Directions: Find the lines below that contain the string "hole". Copy each one.

[Figure record extracts]

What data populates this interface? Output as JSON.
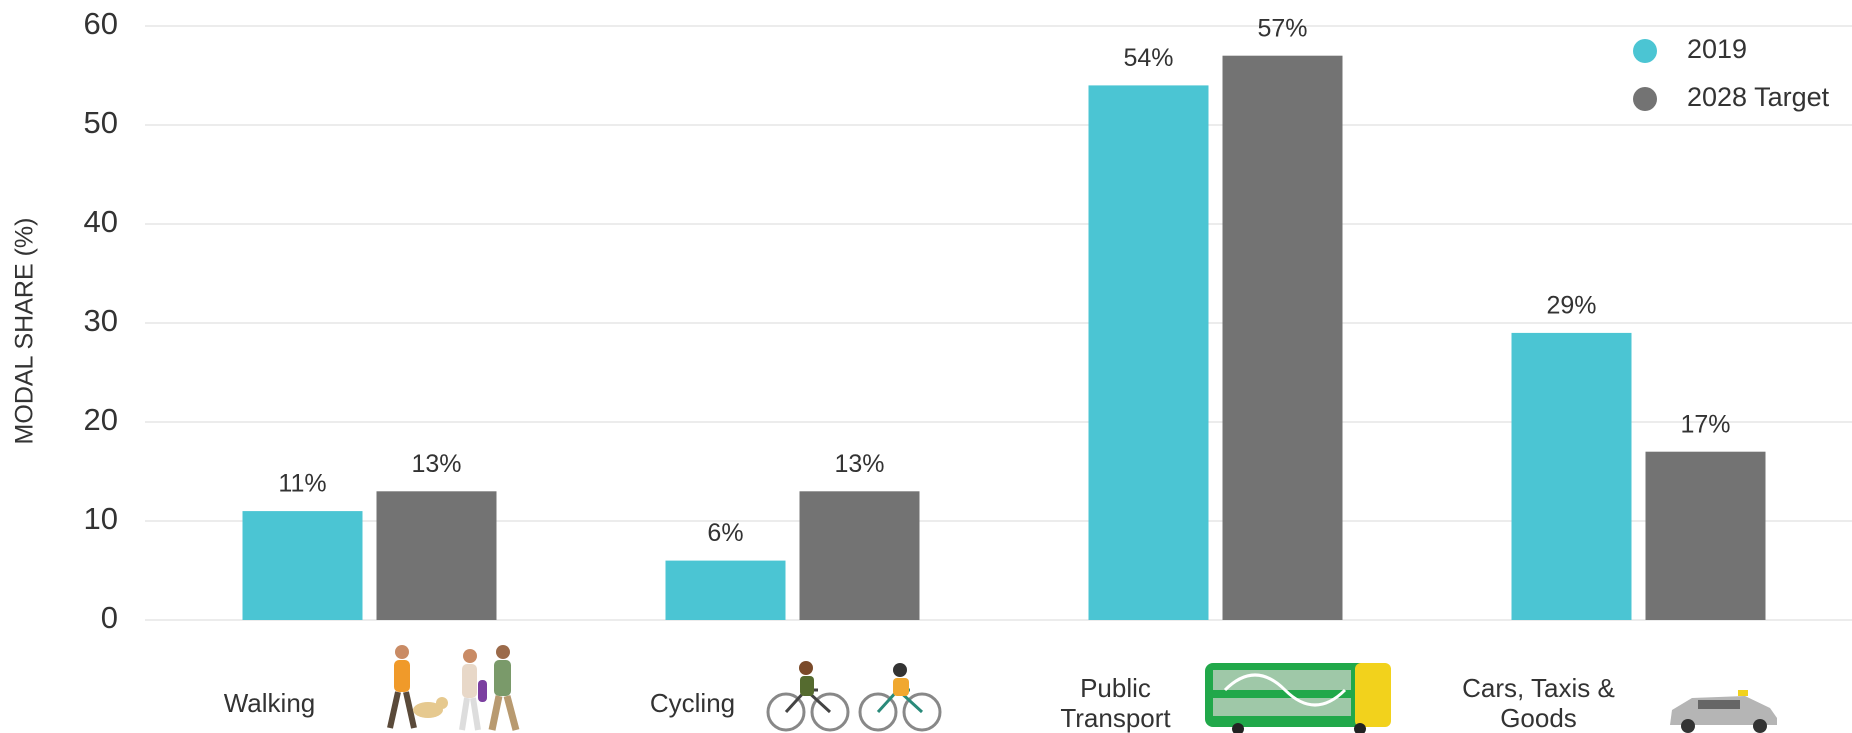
{
  "chart_data": {
    "type": "bar",
    "y_label": "MODAL SHARE (%)",
    "categories": [
      "Walking",
      "Cycling",
      "Public Transport",
      "Cars, Taxis & Goods"
    ],
    "series": [
      {
        "name": "2019",
        "color": "#4bc5d3",
        "values": [
          11,
          6,
          54,
          29
        ],
        "value_labels": [
          "11%",
          "6%",
          "54%",
          "29%"
        ]
      },
      {
        "name": "2028 Target",
        "color": "#737373",
        "values": [
          13,
          13,
          57,
          17
        ],
        "value_labels": [
          "13%",
          "13%",
          "57%",
          "17%"
        ]
      }
    ],
    "ylim": [
      0,
      60
    ],
    "yticks": [
      0,
      10,
      20,
      30,
      40,
      50,
      60
    ],
    "grid": true,
    "legend": "top-right"
  }
}
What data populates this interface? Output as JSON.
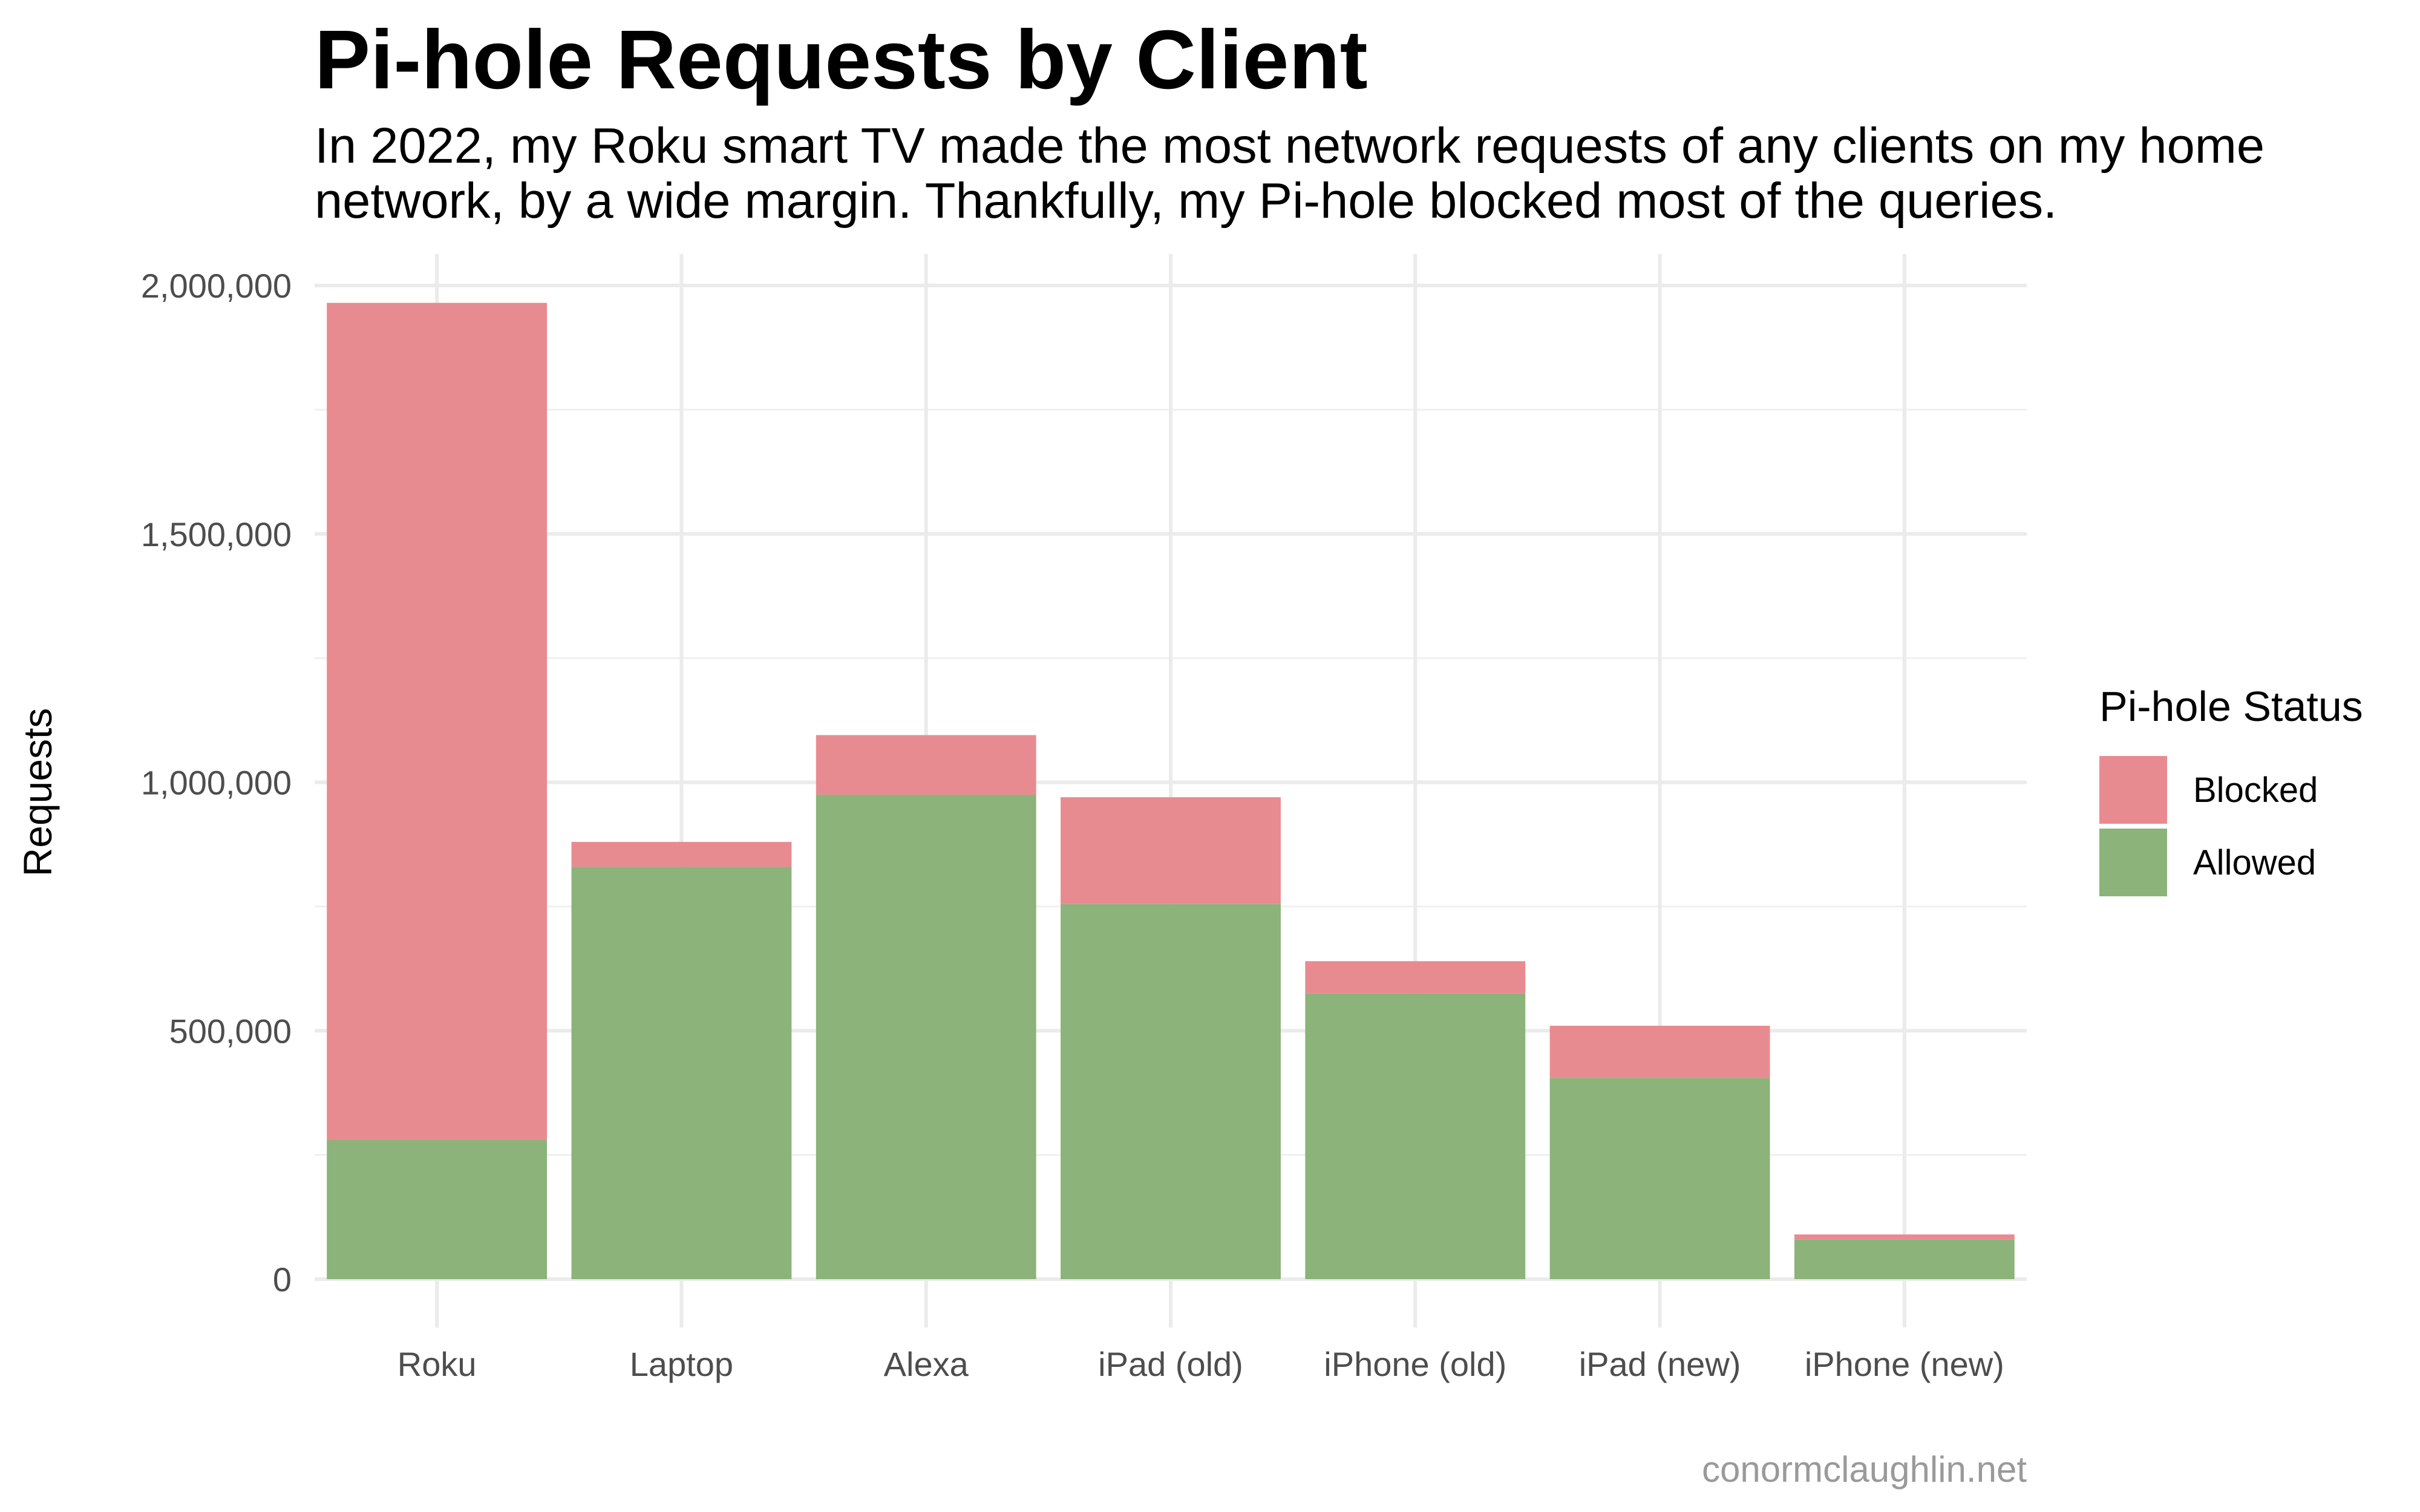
{
  "caption": "conormclaughlin.net",
  "chart_data": {
    "type": "bar",
    "stacked": true,
    "title": "Pi-hole Requests by Client",
    "subtitle": "In 2022, my Roku smart TV made the most network requests of any clients on my home network, by a wide margin. Thankfully, my Pi-hole blocked most of the queries.",
    "xlabel": "",
    "ylabel": "Requests",
    "ylim": [
      0,
      2000000
    ],
    "y_ticks": [
      0,
      500000,
      1000000,
      1500000,
      2000000
    ],
    "y_tick_labels": [
      "0",
      "500,000",
      "1,000,000",
      "1,500,000",
      "2,000,000"
    ],
    "grid": true,
    "categories": [
      "Roku",
      "Laptop",
      "Alexa",
      "iPad (old)",
      "iPhone (old)",
      "iPad (new)",
      "iPhone (new)"
    ],
    "series": [
      {
        "name": "Allowed",
        "color": "#8bb37a",
        "values": [
          280000,
          830000,
          975000,
          755000,
          575000,
          405000,
          80000
        ]
      },
      {
        "name": "Blocked",
        "color": "#e88b91",
        "values": [
          1685000,
          50000,
          120000,
          215000,
          65000,
          105000,
          10000
        ]
      }
    ],
    "legend": {
      "title": "Pi-hole Status",
      "position": "right",
      "items": [
        {
          "label": "Blocked",
          "color": "#e88b91"
        },
        {
          "label": "Allowed",
          "color": "#8bb37a"
        }
      ]
    }
  }
}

Completed exercise:
    "title": "Pi-hole Requests by Client",
    "subtitle": "In 2022, my Roku smart TV made the most network requests of any clients on my home network, by a wide margin. Thankfully, my Pi-hole blocked most of the queries.",
      "title": "Pi-hole Status",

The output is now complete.